## Request
Repeat the whole listing exactly as written.

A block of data
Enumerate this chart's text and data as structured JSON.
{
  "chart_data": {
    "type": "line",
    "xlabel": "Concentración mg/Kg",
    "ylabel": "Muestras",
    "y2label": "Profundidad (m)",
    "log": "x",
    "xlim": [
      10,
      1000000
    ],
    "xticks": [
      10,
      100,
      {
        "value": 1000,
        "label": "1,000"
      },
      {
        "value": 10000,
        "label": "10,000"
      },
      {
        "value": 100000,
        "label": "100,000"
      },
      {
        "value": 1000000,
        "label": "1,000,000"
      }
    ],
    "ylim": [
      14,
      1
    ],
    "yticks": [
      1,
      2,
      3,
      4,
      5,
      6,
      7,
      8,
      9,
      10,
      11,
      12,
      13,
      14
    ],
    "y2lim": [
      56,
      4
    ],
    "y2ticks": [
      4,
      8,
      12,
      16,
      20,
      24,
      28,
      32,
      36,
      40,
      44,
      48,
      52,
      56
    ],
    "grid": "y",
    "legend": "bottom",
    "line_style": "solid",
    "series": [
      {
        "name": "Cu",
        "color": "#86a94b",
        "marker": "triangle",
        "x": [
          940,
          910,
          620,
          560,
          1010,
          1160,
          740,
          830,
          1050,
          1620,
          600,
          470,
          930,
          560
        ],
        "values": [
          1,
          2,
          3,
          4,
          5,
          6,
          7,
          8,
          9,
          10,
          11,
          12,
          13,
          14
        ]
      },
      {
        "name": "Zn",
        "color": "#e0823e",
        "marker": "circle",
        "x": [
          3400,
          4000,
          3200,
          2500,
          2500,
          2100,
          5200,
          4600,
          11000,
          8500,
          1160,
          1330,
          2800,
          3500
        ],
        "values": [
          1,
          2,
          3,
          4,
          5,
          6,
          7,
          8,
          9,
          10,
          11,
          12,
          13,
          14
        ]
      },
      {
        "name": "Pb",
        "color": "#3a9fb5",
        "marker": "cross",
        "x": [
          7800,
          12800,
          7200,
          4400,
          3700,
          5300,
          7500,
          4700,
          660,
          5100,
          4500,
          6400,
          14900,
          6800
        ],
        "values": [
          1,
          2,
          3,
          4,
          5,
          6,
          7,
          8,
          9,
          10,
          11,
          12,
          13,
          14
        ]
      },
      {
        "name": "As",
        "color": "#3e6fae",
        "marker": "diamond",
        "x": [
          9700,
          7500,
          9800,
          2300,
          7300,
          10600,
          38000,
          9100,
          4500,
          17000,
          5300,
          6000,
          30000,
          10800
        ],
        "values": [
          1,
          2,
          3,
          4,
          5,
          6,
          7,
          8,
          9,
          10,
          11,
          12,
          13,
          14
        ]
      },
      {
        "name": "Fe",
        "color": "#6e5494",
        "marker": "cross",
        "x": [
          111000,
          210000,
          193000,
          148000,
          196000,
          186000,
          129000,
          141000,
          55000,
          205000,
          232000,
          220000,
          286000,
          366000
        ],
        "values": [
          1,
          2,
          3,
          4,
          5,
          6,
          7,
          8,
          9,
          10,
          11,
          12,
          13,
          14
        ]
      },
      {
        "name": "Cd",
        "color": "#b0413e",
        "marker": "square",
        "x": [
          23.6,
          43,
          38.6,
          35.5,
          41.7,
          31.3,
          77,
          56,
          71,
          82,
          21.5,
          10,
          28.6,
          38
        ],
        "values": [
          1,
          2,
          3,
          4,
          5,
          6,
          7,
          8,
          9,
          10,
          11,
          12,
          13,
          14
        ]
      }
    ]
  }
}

## Output for this exercise
Enumerate this chart's text and data as structured JSON.
{
  "chart_data": {
    "type": "line",
    "xlabel": "Concentración mg/Kg",
    "ylabel": "Muestras",
    "y2label": "Profundidad (m)",
    "log": "x",
    "xlim": [
      10,
      1000000
    ],
    "xticks": [
      10,
      100,
      {
        "value": 1000,
        "label": "1,000"
      },
      {
        "value": 10000,
        "label": "10,000"
      },
      {
        "value": 100000,
        "label": "100,000"
      },
      {
        "value": 1000000,
        "label": "1,000,000"
      }
    ],
    "ylim": [
      14,
      1
    ],
    "yticks": [
      1,
      2,
      3,
      4,
      5,
      6,
      7,
      8,
      9,
      10,
      11,
      12,
      13,
      14
    ],
    "y2lim": [
      56,
      4
    ],
    "y2ticks": [
      4,
      8,
      12,
      16,
      20,
      24,
      28,
      32,
      36,
      40,
      44,
      48,
      52,
      56
    ],
    "grid": "y",
    "legend": "bottom",
    "line_style": "solid",
    "series": [
      {
        "name": "Cu",
        "color": "#86a94b",
        "marker": "triangle",
        "x": [
          940,
          910,
          620,
          560,
          1010,
          1160,
          740,
          830,
          1050,
          1620,
          600,
          470,
          930,
          560
        ],
        "values": [
          1,
          2,
          3,
          4,
          5,
          6,
          7,
          8,
          9,
          10,
          11,
          12,
          13,
          14
        ]
      },
      {
        "name": "Zn",
        "color": "#e0823e",
        "marker": "circle",
        "x": [
          3400,
          4000,
          3200,
          2500,
          2500,
          2100,
          5200,
          4600,
          11000,
          8500,
          1160,
          1330,
          2800,
          3500
        ],
        "values": [
          1,
          2,
          3,
          4,
          5,
          6,
          7,
          8,
          9,
          10,
          11,
          12,
          13,
          14
        ]
      },
      {
        "name": "Pb",
        "color": "#3a9fb5",
        "marker": "cross",
        "x": [
          7800,
          12800,
          7200,
          4400,
          3700,
          5300,
          7500,
          4700,
          660,
          5100,
          4500,
          6400,
          14900,
          6800
        ],
        "values": [
          1,
          2,
          3,
          4,
          5,
          6,
          7,
          8,
          9,
          10,
          11,
          12,
          13,
          14
        ]
      },
      {
        "name": "As",
        "color": "#3e6fae",
        "marker": "diamond",
        "x": [
          9700,
          7500,
          9800,
          2300,
          7300,
          10600,
          38000,
          9100,
          4500,
          17000,
          5300,
          6000,
          30000,
          10800
        ],
        "values": [
          1,
          2,
          3,
          4,
          5,
          6,
          7,
          8,
          9,
          10,
          11,
          12,
          13,
          14
        ]
      },
      {
        "name": "Fe",
        "color": "#6e5494",
        "marker": "cross",
        "x": [
          111000,
          210000,
          193000,
          148000,
          196000,
          186000,
          129000,
          141000,
          55000,
          205000,
          232000,
          220000,
          286000,
          366000
        ],
        "values": [
          1,
          2,
          3,
          4,
          5,
          6,
          7,
          8,
          9,
          10,
          11,
          12,
          13,
          14
        ]
      },
      {
        "name": "Cd",
        "color": "#b0413e",
        "marker": "square",
        "x": [
          23.6,
          43,
          38.6,
          35.5,
          41.7,
          31.3,
          77,
          56,
          71,
          82,
          21.5,
          10,
          28.6,
          38
        ],
        "values": [
          1,
          2,
          3,
          4,
          5,
          6,
          7,
          8,
          9,
          10,
          11,
          12,
          13,
          14
        ]
      }
    ]
  }
}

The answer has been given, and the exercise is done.